- **STORED DATA**:
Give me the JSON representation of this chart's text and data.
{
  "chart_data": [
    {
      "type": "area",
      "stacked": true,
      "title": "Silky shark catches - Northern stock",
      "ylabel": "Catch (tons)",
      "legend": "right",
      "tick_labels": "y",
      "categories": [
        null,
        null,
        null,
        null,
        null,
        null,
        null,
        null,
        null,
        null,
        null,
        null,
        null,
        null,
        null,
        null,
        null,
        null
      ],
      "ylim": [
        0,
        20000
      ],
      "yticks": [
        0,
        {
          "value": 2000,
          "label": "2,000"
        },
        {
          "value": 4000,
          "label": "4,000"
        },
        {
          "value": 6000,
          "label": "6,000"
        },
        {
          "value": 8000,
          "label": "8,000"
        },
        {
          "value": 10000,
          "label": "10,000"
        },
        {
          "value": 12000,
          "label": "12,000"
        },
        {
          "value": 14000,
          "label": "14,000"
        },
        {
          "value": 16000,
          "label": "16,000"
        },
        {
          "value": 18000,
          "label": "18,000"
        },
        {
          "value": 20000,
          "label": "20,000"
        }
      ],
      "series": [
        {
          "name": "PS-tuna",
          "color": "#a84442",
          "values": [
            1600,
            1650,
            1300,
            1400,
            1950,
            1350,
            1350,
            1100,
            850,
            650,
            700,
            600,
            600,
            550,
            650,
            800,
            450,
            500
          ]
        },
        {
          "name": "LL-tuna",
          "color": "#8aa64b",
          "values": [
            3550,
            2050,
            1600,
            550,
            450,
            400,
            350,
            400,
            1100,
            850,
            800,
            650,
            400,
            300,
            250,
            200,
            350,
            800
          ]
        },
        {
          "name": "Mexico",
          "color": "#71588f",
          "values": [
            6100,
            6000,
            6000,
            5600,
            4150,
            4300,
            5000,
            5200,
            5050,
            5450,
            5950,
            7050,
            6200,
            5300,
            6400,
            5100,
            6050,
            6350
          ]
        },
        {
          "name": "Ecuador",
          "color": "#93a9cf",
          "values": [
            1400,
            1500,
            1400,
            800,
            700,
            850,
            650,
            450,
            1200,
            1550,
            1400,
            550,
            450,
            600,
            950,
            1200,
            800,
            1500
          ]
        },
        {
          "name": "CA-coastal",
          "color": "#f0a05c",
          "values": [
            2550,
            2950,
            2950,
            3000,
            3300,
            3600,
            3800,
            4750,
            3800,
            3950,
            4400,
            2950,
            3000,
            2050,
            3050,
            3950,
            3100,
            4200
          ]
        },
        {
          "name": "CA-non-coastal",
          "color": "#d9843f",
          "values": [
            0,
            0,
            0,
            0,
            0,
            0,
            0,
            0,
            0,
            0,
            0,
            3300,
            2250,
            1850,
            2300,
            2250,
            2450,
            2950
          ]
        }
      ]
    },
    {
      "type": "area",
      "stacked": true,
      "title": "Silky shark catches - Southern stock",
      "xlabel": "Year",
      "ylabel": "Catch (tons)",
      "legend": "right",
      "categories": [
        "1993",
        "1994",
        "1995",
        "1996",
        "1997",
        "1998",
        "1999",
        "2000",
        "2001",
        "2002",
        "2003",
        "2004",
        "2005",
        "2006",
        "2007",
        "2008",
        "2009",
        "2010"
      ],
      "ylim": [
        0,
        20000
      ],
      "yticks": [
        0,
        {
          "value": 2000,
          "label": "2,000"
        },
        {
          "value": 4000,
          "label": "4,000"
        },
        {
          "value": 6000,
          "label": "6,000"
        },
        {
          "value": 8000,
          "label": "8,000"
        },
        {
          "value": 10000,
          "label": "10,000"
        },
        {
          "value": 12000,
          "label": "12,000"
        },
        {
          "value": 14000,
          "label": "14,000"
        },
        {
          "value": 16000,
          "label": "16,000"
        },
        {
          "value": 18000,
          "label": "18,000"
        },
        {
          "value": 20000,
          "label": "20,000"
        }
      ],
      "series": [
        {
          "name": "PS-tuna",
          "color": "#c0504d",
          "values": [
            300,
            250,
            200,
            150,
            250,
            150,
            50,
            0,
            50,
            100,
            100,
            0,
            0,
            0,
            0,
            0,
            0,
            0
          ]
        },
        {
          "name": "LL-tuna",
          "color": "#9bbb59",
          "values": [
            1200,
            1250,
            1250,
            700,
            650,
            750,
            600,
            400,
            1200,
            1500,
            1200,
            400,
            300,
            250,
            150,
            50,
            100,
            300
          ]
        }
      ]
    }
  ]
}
* * *
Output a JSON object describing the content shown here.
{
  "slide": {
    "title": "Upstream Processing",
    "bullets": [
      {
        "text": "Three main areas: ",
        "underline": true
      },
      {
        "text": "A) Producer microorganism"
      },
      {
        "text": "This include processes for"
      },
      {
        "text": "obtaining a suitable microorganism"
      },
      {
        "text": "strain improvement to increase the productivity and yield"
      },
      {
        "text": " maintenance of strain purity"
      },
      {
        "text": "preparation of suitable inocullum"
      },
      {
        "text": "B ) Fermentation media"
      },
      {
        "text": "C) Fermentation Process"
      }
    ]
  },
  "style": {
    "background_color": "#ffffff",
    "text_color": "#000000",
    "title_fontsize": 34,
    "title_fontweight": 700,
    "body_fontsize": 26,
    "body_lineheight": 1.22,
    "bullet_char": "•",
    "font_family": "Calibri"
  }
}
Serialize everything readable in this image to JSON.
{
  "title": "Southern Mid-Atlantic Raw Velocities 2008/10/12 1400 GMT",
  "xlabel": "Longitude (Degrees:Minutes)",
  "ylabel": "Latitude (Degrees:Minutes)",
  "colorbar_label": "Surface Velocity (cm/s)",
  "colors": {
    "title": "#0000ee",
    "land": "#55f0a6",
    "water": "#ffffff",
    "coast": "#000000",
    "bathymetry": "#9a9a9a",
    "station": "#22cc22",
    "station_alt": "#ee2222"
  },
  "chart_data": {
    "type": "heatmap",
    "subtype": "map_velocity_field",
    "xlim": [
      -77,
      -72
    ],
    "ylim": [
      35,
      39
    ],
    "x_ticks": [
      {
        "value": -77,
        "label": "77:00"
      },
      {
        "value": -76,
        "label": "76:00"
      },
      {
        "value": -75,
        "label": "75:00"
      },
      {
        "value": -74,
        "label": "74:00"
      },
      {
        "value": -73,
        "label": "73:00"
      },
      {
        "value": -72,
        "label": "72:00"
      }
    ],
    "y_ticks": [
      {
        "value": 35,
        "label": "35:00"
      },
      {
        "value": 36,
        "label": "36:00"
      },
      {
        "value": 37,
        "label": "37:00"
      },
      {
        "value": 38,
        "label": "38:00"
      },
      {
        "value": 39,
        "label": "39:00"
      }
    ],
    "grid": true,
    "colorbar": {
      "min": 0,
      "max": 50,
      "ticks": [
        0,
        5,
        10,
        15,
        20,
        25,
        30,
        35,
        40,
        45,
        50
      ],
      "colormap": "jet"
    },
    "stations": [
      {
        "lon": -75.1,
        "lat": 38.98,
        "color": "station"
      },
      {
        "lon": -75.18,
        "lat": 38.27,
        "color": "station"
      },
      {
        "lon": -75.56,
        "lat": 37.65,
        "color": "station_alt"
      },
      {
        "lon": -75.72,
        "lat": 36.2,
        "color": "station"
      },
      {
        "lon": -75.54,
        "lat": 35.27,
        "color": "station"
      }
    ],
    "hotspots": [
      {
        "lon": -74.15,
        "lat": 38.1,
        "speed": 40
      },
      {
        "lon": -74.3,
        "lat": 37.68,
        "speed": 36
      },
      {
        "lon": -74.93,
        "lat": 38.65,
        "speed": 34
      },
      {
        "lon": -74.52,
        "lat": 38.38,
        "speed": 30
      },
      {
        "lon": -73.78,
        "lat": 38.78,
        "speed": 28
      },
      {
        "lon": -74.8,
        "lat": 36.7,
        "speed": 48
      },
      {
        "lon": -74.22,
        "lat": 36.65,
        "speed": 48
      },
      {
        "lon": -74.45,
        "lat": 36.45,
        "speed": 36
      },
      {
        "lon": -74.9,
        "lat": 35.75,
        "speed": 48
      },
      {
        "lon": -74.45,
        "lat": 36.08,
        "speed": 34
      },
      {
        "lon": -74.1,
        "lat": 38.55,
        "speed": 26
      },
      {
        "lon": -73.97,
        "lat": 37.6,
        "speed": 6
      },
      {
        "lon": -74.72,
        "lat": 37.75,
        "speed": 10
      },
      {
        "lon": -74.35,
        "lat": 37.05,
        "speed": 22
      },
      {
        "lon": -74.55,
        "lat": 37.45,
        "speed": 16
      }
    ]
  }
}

- **TO DO**: Pull out the lines above in which the word "strain" appears.

- **COMPLETED TASK**:
        "text": "strain improvement to increase the productivity and yield"
        "text": " maintenance of strain purity"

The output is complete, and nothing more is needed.